## Written request
Transcribe the material word for word, but without the images.

## Supplied records
* Begin *
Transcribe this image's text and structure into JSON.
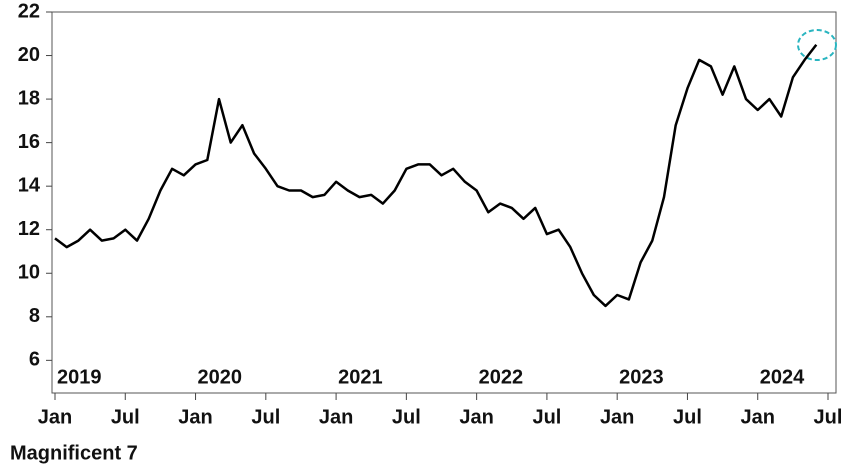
{
  "chart_data": {
    "type": "line",
    "x": [
      "2019-01",
      "2019-02",
      "2019-03",
      "2019-04",
      "2019-05",
      "2019-06",
      "2019-07",
      "2019-08",
      "2019-09",
      "2019-10",
      "2019-11",
      "2019-12",
      "2020-01",
      "2020-02",
      "2020-03",
      "2020-04",
      "2020-05",
      "2020-06",
      "2020-07",
      "2020-08",
      "2020-09",
      "2020-10",
      "2020-11",
      "2020-12",
      "2021-01",
      "2021-02",
      "2021-03",
      "2021-04",
      "2021-05",
      "2021-06",
      "2021-07",
      "2021-08",
      "2021-09",
      "2021-10",
      "2021-11",
      "2021-12",
      "2022-01",
      "2022-02",
      "2022-03",
      "2022-04",
      "2022-05",
      "2022-06",
      "2022-07",
      "2022-08",
      "2022-09",
      "2022-10",
      "2022-11",
      "2022-12",
      "2023-01",
      "2023-02",
      "2023-03",
      "2023-04",
      "2023-05",
      "2023-06",
      "2023-07",
      "2023-08",
      "2023-09",
      "2023-10",
      "2023-11",
      "2023-12",
      "2024-01",
      "2024-02",
      "2024-03",
      "2024-04",
      "2024-05",
      "2024-06"
    ],
    "series": [
      {
        "name": "Magnificent 7",
        "color": "#000000",
        "values": [
          11.6,
          11.2,
          11.5,
          12.0,
          11.5,
          11.6,
          12.0,
          11.5,
          12.5,
          13.8,
          14.8,
          14.5,
          15.0,
          15.2,
          18.0,
          16.0,
          16.8,
          15.5,
          14.8,
          14.0,
          13.8,
          13.8,
          13.5,
          13.6,
          14.2,
          13.8,
          13.5,
          13.6,
          13.2,
          13.8,
          14.8,
          15.0,
          15.0,
          14.5,
          14.8,
          14.2,
          13.8,
          12.8,
          13.2,
          13.0,
          12.5,
          13.0,
          11.8,
          12.0,
          11.2,
          10.0,
          9.0,
          8.5,
          9.0,
          8.8,
          10.5,
          11.5,
          13.5,
          16.8,
          18.5,
          19.8,
          19.5,
          18.2,
          19.5,
          18.0,
          17.5,
          18.0,
          17.2,
          19.0,
          19.8,
          20.5
        ]
      }
    ],
    "xlim": [
      "2019-01",
      "2024-07"
    ],
    "xticks": [
      {
        "value": "2019-01",
        "label": "Jan"
      },
      {
        "value": "2019-07",
        "label": "Jul"
      },
      {
        "value": "2020-01",
        "label": "Jan"
      },
      {
        "value": "2020-07",
        "label": "Jul"
      },
      {
        "value": "2021-01",
        "label": "Jan"
      },
      {
        "value": "2021-07",
        "label": "Jul"
      },
      {
        "value": "2022-01",
        "label": "Jan"
      },
      {
        "value": "2022-07",
        "label": "Jul"
      },
      {
        "value": "2023-01",
        "label": "Jan"
      },
      {
        "value": "2023-07",
        "label": "Jul"
      },
      {
        "value": "2024-01",
        "label": "Jan"
      },
      {
        "value": "2024-07",
        "label": "Jul"
      }
    ],
    "year_labels": [
      {
        "value": "2019-01",
        "label": "2019"
      },
      {
        "value": "2020-01",
        "label": "2020"
      },
      {
        "value": "2021-01",
        "label": "2021"
      },
      {
        "value": "2022-01",
        "label": "2022"
      },
      {
        "value": "2023-01",
        "label": "2023"
      },
      {
        "value": "2024-01",
        "label": "2024"
      }
    ],
    "ylim": [
      4.5,
      22
    ],
    "yticks": [
      6,
      8,
      10,
      12,
      14,
      16,
      18,
      20,
      22
    ],
    "grid": false
  }
}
* End *
## Output of the task
Transcribe this image's text and structure into JSON.
{
  "chart_data": {
    "type": "line",
    "x": [
      "2019-01",
      "2019-02",
      "2019-03",
      "2019-04",
      "2019-05",
      "2019-06",
      "2019-07",
      "2019-08",
      "2019-09",
      "2019-10",
      "2019-11",
      "2019-12",
      "2020-01",
      "2020-02",
      "2020-03",
      "2020-04",
      "2020-05",
      "2020-06",
      "2020-07",
      "2020-08",
      "2020-09",
      "2020-10",
      "2020-11",
      "2020-12",
      "2021-01",
      "2021-02",
      "2021-03",
      "2021-04",
      "2021-05",
      "2021-06",
      "2021-07",
      "2021-08",
      "2021-09",
      "2021-10",
      "2021-11",
      "2021-12",
      "2022-01",
      "2022-02",
      "2022-03",
      "2022-04",
      "2022-05",
      "2022-06",
      "2022-07",
      "2022-08",
      "2022-09",
      "2022-10",
      "2022-11",
      "2022-12",
      "2023-01",
      "2023-02",
      "2023-03",
      "2023-04",
      "2023-05",
      "2023-06",
      "2023-07",
      "2023-08",
      "2023-09",
      "2023-10",
      "2023-11",
      "2023-12",
      "2024-01",
      "2024-02",
      "2024-03",
      "2024-04",
      "2024-05",
      "2024-06"
    ],
    "series": [
      {
        "name": "Magnificent 7",
        "color": "#000000",
        "values": [
          11.6,
          11.2,
          11.5,
          12.0,
          11.5,
          11.6,
          12.0,
          11.5,
          12.5,
          13.8,
          14.8,
          14.5,
          15.0,
          15.2,
          18.0,
          16.0,
          16.8,
          15.5,
          14.8,
          14.0,
          13.8,
          13.8,
          13.5,
          13.6,
          14.2,
          13.8,
          13.5,
          13.6,
          13.2,
          13.8,
          14.8,
          15.0,
          15.0,
          14.5,
          14.8,
          14.2,
          13.8,
          12.8,
          13.2,
          13.0,
          12.5,
          13.0,
          11.8,
          12.0,
          11.2,
          10.0,
          9.0,
          8.5,
          9.0,
          8.8,
          10.5,
          11.5,
          13.5,
          16.8,
          18.5,
          19.8,
          19.5,
          18.2,
          19.5,
          18.0,
          17.5,
          18.0,
          17.2,
          19.0,
          19.8,
          20.5
        ]
      }
    ],
    "xlim": [
      "2019-01",
      "2024-07"
    ],
    "xticks": [
      {
        "value": "2019-01",
        "label": "Jan"
      },
      {
        "value": "2019-07",
        "label": "Jul"
      },
      {
        "value": "2020-01",
        "label": "Jan"
      },
      {
        "value": "2020-07",
        "label": "Jul"
      },
      {
        "value": "2021-01",
        "label": "Jan"
      },
      {
        "value": "2021-07",
        "label": "Jul"
      },
      {
        "value": "2022-01",
        "label": "Jan"
      },
      {
        "value": "2022-07",
        "label": "Jul"
      },
      {
        "value": "2023-01",
        "label": "Jan"
      },
      {
        "value": "2023-07",
        "label": "Jul"
      },
      {
        "value": "2024-01",
        "label": "Jan"
      },
      {
        "value": "2024-07",
        "label": "Jul"
      }
    ],
    "year_labels": [
      {
        "value": "2019-01",
        "label": "2019"
      },
      {
        "value": "2020-01",
        "label": "2020"
      },
      {
        "value": "2021-01",
        "label": "2021"
      },
      {
        "value": "2022-01",
        "label": "2022"
      },
      {
        "value": "2023-01",
        "label": "2023"
      },
      {
        "value": "2024-01",
        "label": "2024"
      }
    ],
    "ylim": [
      4.5,
      22
    ],
    "yticks": [
      6,
      8,
      10,
      12,
      14,
      16,
      18,
      20,
      22
    ],
    "grid": false
  }
}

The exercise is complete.